Start of Data provided

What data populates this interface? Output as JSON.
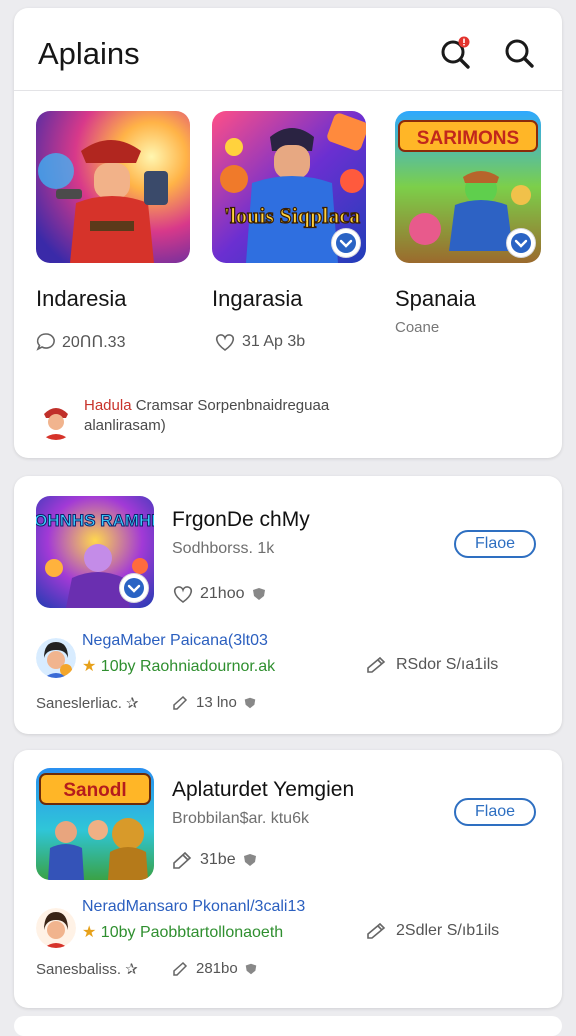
{
  "header": {
    "title": "Aplains"
  },
  "featured": [
    {
      "title": "Indaresia",
      "subtitle": "",
      "stat": "20ՈՈ.33"
    },
    {
      "title": "Ingarasia",
      "subtitle": "",
      "stat": "31 Ap 3b"
    },
    {
      "title": "Spanaia",
      "subtitle": "Coane",
      "stat": ""
    }
  ],
  "featured_art_text": {
    "g2": "'louis Siqplaca",
    "g3": "SARIMONS"
  },
  "news": {
    "highlight": "Hadula",
    "line1": "Cramsar Sorpenbnaidreguaa",
    "line2": "alanlirasam)"
  },
  "feed": [
    {
      "art_text": "SHOHNHS RAMHIER",
      "title": "FrgonDe chMy",
      "subtitle": "Sodhborss. 1k",
      "button": "Flaoe",
      "stat": "21hoo",
      "line_blue": "NegaMaber Paicana(3lt03",
      "line_green": "10by Raohniadournor.ak",
      "right_stat": "RSdor S/ıa1ils",
      "foot_left": "Saneslerliac. ✰",
      "foot_right": "13 lno"
    },
    {
      "art_text": "Sanodl",
      "title": "Aplaturdet Yemgien",
      "subtitle": "Brobbilan$ar. ktu6k",
      "button": "Flaoe",
      "stat": "31be",
      "line_blue": "NeradMansaro Pkonanl/3cali13",
      "line_green": "10by Paobbtartollonaoeth",
      "right_stat": "2Sdler S/ıb1ils",
      "foot_left": "Sanesbaliss. ✰",
      "foot_right": "281bo"
    }
  ]
}
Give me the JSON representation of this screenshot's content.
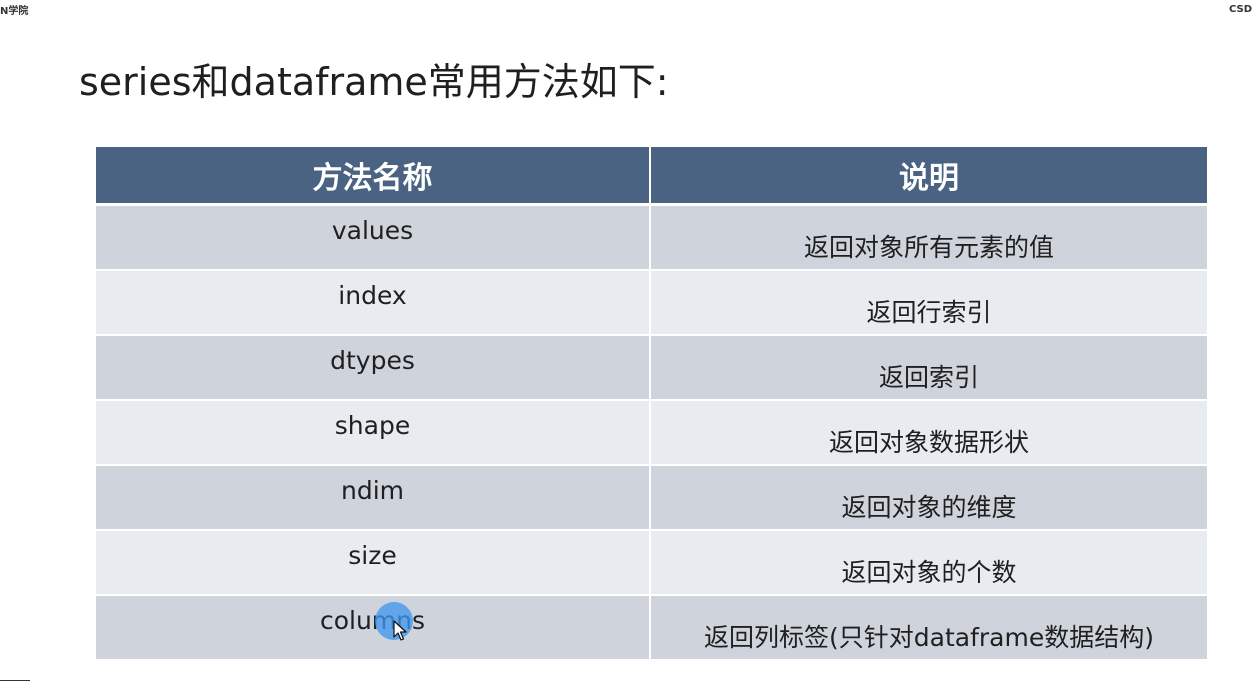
{
  "watermark": {
    "left_text": "N学院",
    "right_text": "CSD"
  },
  "title": "series和dataframe常用方法如下:",
  "table": {
    "headers": [
      "方法名称",
      "说明"
    ],
    "rows": [
      {
        "method": "values",
        "description": "返回对象所有元素的值"
      },
      {
        "method": "index",
        "description": "返回行索引"
      },
      {
        "method": "dtypes",
        "description": "返回索引"
      },
      {
        "method": "shape",
        "description": "返回对象数据形状"
      },
      {
        "method": "ndim",
        "description": "返回对象的维度"
      },
      {
        "method": "size",
        "description": "返回对象的个数"
      },
      {
        "method": "columns",
        "description": "返回列标签(只针对dataframe数据结构)"
      }
    ]
  },
  "colors": {
    "header_bg": "#4a6383",
    "row_dark": "#cfd4dc",
    "row_light": "#e8ebef",
    "cursor_highlight": "#4096ee"
  },
  "icons": {
    "pointer": "mouse-pointer-icon"
  }
}
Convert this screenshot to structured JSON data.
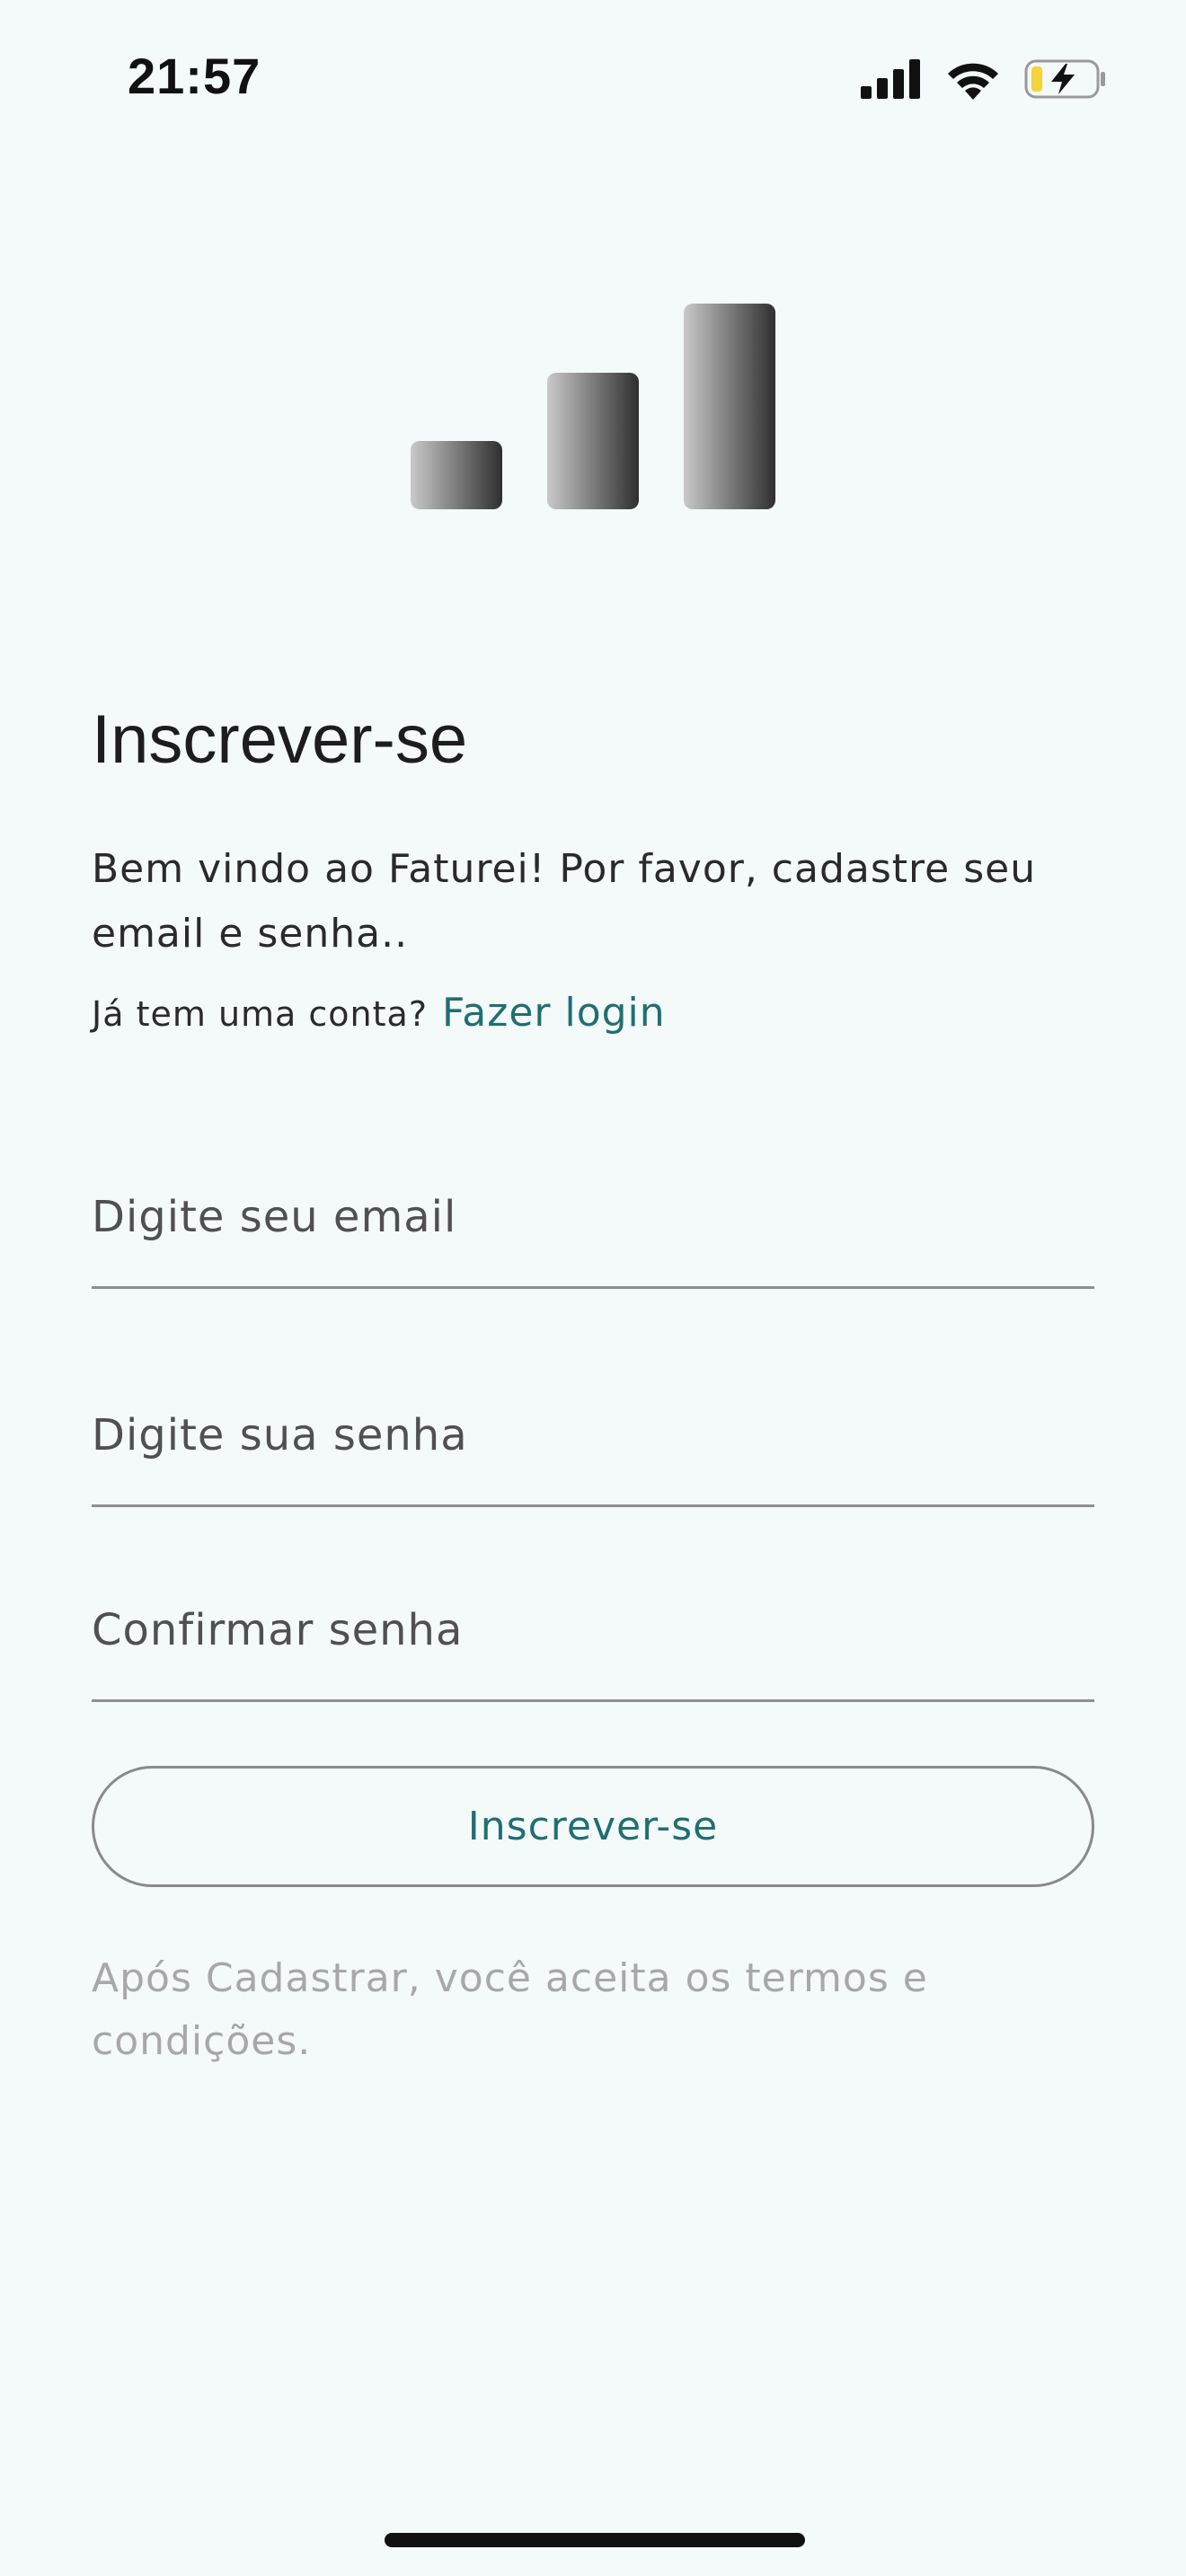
{
  "status_bar": {
    "time": "21:57",
    "icons": [
      "cellular-signal-icon",
      "wifi-icon",
      "battery-charging-icon"
    ],
    "battery_color": "#f5d33b"
  },
  "logo": {
    "icon": "bar-chart-logo-icon"
  },
  "signup": {
    "title": "Inscrever-se",
    "welcome": "Bem vindo ao Faturei! Por favor, cadastre seu email e senha..",
    "has_account": "Já tem uma conta?",
    "login_link": "Fazer login",
    "email_placeholder": "Digite seu email",
    "email_value": "",
    "password_placeholder": "Digite sua senha",
    "password_value": "",
    "confirm_placeholder": "Confirmar senha",
    "confirm_value": "",
    "submit_label": "Inscrever-se",
    "terms": "Após Cadastrar, você aceita os termos e condições."
  },
  "colors": {
    "accent": "#1f6f72",
    "background": "#f4f9f9",
    "muted_text": "#a8a8a8"
  }
}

End of Data provided

(Set exercise) Output the material word for word, omitting its pictures.

(Output for this exercise)
What data populates this interface? Output as JSON.
{
  "header": {
    "title": "Aplains"
  },
  "featured": [
    {
      "title": "Indaresia",
      "subtitle": "",
      "stat": "20ՈՈ.33"
    },
    {
      "title": "Ingarasia",
      "subtitle": "",
      "stat": "31 Ap 3b"
    },
    {
      "title": "Spanaia",
      "subtitle": "Coane",
      "stat": ""
    }
  ],
  "featured_art_text": {
    "g2": "'louis Siqplaca",
    "g3": "SARIMONS"
  },
  "news": {
    "highlight": "Hadula",
    "line1": "Cramsar Sorpenbnaidreguaa",
    "line2": "alanlirasam)"
  },
  "feed": [
    {
      "art_text": "SHOHNHS RAMHIER",
      "title": "FrgonDe chMy",
      "subtitle": "Sodhborss. 1k",
      "button": "Flaoe",
      "stat": "21hoo",
      "line_blue": "NegaMaber Paicana(3lt03",
      "line_green": "10by Raohniadournor.ak",
      "right_stat": "RSdor S/ıa1ils",
      "foot_left": "Saneslerliac. ✰",
      "foot_right": "13 lno"
    },
    {
      "art_text": "Sanodl",
      "title": "Aplaturdet Yemgien",
      "subtitle": "Brobbilan$ar. ktu6k",
      "button": "Flaoe",
      "stat": "31be",
      "line_blue": "NeradMansaro Pkonanl/3cali13",
      "line_green": "10by Paobbtartollonaoeth",
      "right_stat": "2Sdler S/ıb1ils",
      "foot_left": "Sanesbaliss. ✰",
      "foot_right": "281bo"
    }
  ]
}
Give me the JSON representation of this screenshot's content.
{
  "watermark": {
    "left_text": "N学院",
    "right_text": "CSD"
  },
  "title": "series和dataframe常用方法如下:",
  "table": {
    "headers": [
      "方法名称",
      "说明"
    ],
    "rows": [
      {
        "method": "values",
        "description": "返回对象所有元素的值"
      },
      {
        "method": "index",
        "description": "返回行索引"
      },
      {
        "method": "dtypes",
        "description": "返回索引"
      },
      {
        "method": "shape",
        "description": "返回对象数据形状"
      },
      {
        "method": "ndim",
        "description": "返回对象的维度"
      },
      {
        "method": "size",
        "description": "返回对象的个数"
      },
      {
        "method": "columns",
        "description": "返回列标签(只针对dataframe数据结构)"
      }
    ]
  },
  "colors": {
    "header_bg": "#4a6383",
    "row_dark": "#cfd4dc",
    "row_light": "#e8ebef",
    "cursor_highlight": "#4096ee"
  },
  "icons": {
    "pointer": "mouse-pointer-icon"
  }
}
Convert this screenshot to structured JSON data.
{
  "status_bar": {
    "time": "21:57",
    "icons": [
      "cellular-signal-icon",
      "wifi-icon",
      "battery-charging-icon"
    ],
    "battery_color": "#f5d33b"
  },
  "logo": {
    "icon": "bar-chart-logo-icon"
  },
  "signup": {
    "title": "Inscrever-se",
    "welcome": "Bem vindo ao Faturei! Por favor, cadastre seu email e senha..",
    "has_account": "Já tem uma conta?",
    "login_link": "Fazer login",
    "email_placeholder": "Digite seu email",
    "email_value": "",
    "password_placeholder": "Digite sua senha",
    "password_value": "",
    "confirm_placeholder": "Confirmar senha",
    "confirm_value": "",
    "submit_label": "Inscrever-se",
    "terms": "Após Cadastrar, você aceita os termos e condições."
  },
  "colors": {
    "accent": "#1f6f72",
    "background": "#f4f9f9",
    "muted_text": "#a8a8a8"
  }
}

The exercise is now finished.